◆ Problem details:
Could you write out every record below exactly, leaving out any pictures?

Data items
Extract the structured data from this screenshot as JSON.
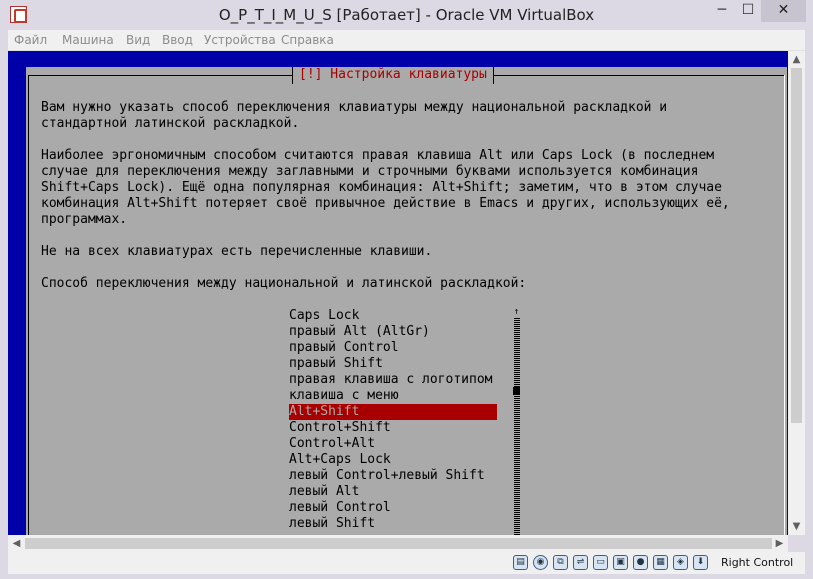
{
  "window": {
    "title": "O_P_T_I_M_U_S [Работает] - Oracle VM VirtualBox",
    "minimize": "─",
    "maximize": "☐",
    "close": "✕"
  },
  "menubar": {
    "items": [
      "Файл",
      "Машина",
      "Вид",
      "Ввод",
      "Устройства",
      "Справка"
    ]
  },
  "dialog": {
    "title": "[!] Настройка клавиатуры",
    "para1": "Вам нужно указать способ переключения клавиатуры между национальной раскладкой и\nстандартной латинской раскладкой.",
    "para2": "Наиболее эргономичным способом считаются правая клавиша Alt или Caps Lock (в последнем\nслучае для переключения между заглавными и строчными буквами используется комбинация\nShift+Caps Lock). Ещё одна популярная комбинация: Alt+Shift; заметим, что в этом случае\nкомбинация Alt+Shift потеряет своё привычное действие в Emacs и других, использующих её,\nпрограммах.",
    "para3": "Не на всех клавиатурах есть перечисленные клавиши.",
    "prompt": "Способ переключения между национальной и латинской раскладкой:",
    "options": [
      "Caps Lock",
      "правый Alt (AltGr)",
      "правый Control",
      "правый Shift",
      "правая клавиша с логотипом",
      "клавиша с меню",
      "Alt+Shift",
      "Control+Shift",
      "Control+Alt",
      "Alt+Caps Lock",
      "левый Control+левый Shift",
      "левый Alt",
      "левый Control",
      "левый Shift"
    ],
    "selected": "Alt+Shift",
    "scroll_up_glyph": "↑"
  },
  "statusbar": {
    "icons": [
      "hdd-icon",
      "optical-disc-icon",
      "network-icon",
      "usb-icon",
      "shared-folder-icon",
      "display-icon",
      "video-capture-icon",
      "cpu-icon",
      "mouse-integration-icon",
      "keyboard-capture-icon"
    ],
    "host_key": "Right Control"
  },
  "colors": {
    "vm_background": "#0000a8",
    "dialog_background": "#aaaaaa",
    "dialog_title": "#a80000",
    "selection": "#a80000"
  }
}
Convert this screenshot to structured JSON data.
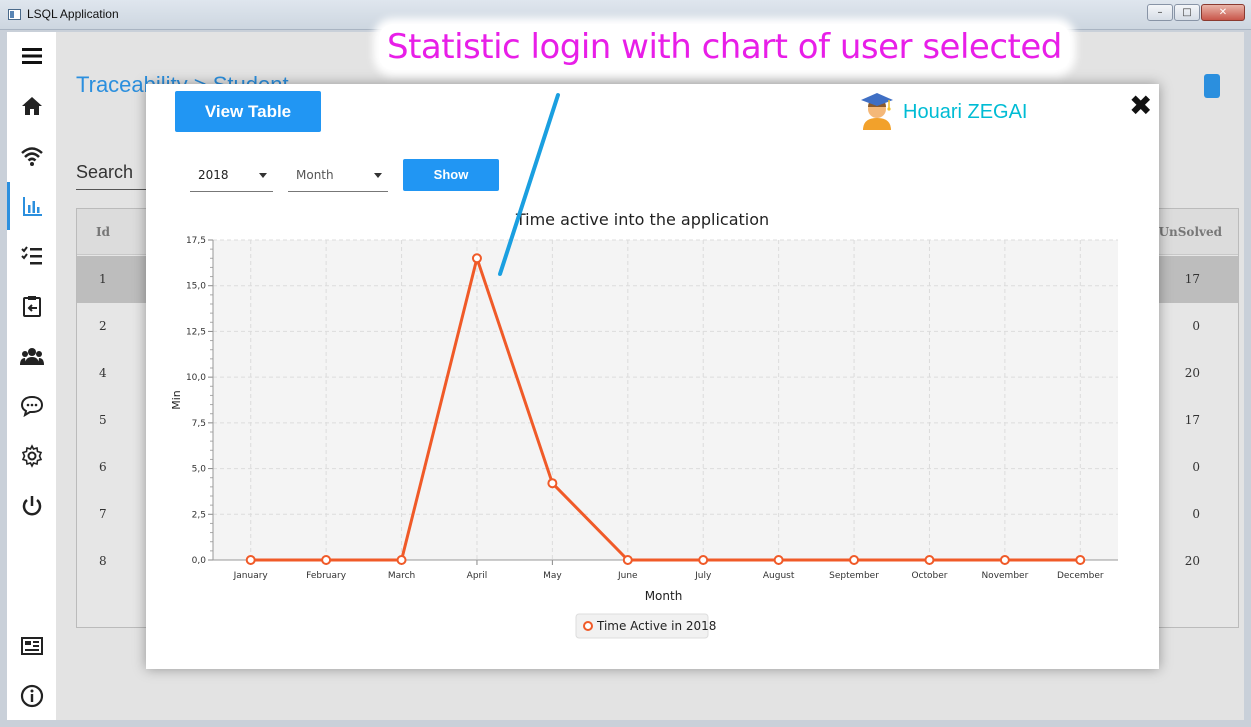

◆ Full answer:
Extract the structured data from this screenshot as JSON.
{
  "window": {
    "title": "O_P_T_I_M_U_S [Работает] - Oracle VM VirtualBox",
    "minimize": "─",
    "maximize": "☐",
    "close": "✕"
  },
  "menubar": {
    "items": [
      "Файл",
      "Машина",
      "Вид",
      "Ввод",
      "Устройства",
      "Справка"
    ]
  },
  "dialog": {
    "title": "[!] Настройка клавиатуры",
    "para1": "Вам нужно указать способ переключения клавиатуры между национальной раскладкой и\nстандартной латинской раскладкой.",
    "para2": "Наиболее эргономичным способом считаются правая клавиша Alt или Caps Lock (в последнем\nслучае для переключения между заглавными и строчными буквами используется комбинация\nShift+Caps Lock). Ещё одна популярная комбинация: Alt+Shift; заметим, что в этом случае\nкомбинация Alt+Shift потеряет своё привычное действие в Emacs и других, использующих её,\nпрограммах.",
    "para3": "Не на всех клавиатурах есть перечисленные клавиши.",
    "prompt": "Способ переключения между национальной и латинской раскладкой:",
    "options": [
      "Caps Lock",
      "правый Alt (AltGr)",
      "правый Control",
      "правый Shift",
      "правая клавиша с логотипом",
      "клавиша с меню",
      "Alt+Shift",
      "Control+Shift",
      "Control+Alt",
      "Alt+Caps Lock",
      "левый Control+левый Shift",
      "левый Alt",
      "левый Control",
      "левый Shift"
    ],
    "selected": "Alt+Shift",
    "scroll_up_glyph": "↑"
  },
  "statusbar": {
    "icons": [
      "hdd-icon",
      "optical-disc-icon",
      "network-icon",
      "usb-icon",
      "shared-folder-icon",
      "display-icon",
      "video-capture-icon",
      "cpu-icon",
      "mouse-integration-icon",
      "keyboard-capture-icon"
    ],
    "host_key": "Right Control"
  },
  "colors": {
    "vm_background": "#0000a8",
    "dialog_background": "#aaaaaa",
    "dialog_title": "#a80000",
    "selection": "#a80000"
  }
}
Convert this screenshot to structured JSON data.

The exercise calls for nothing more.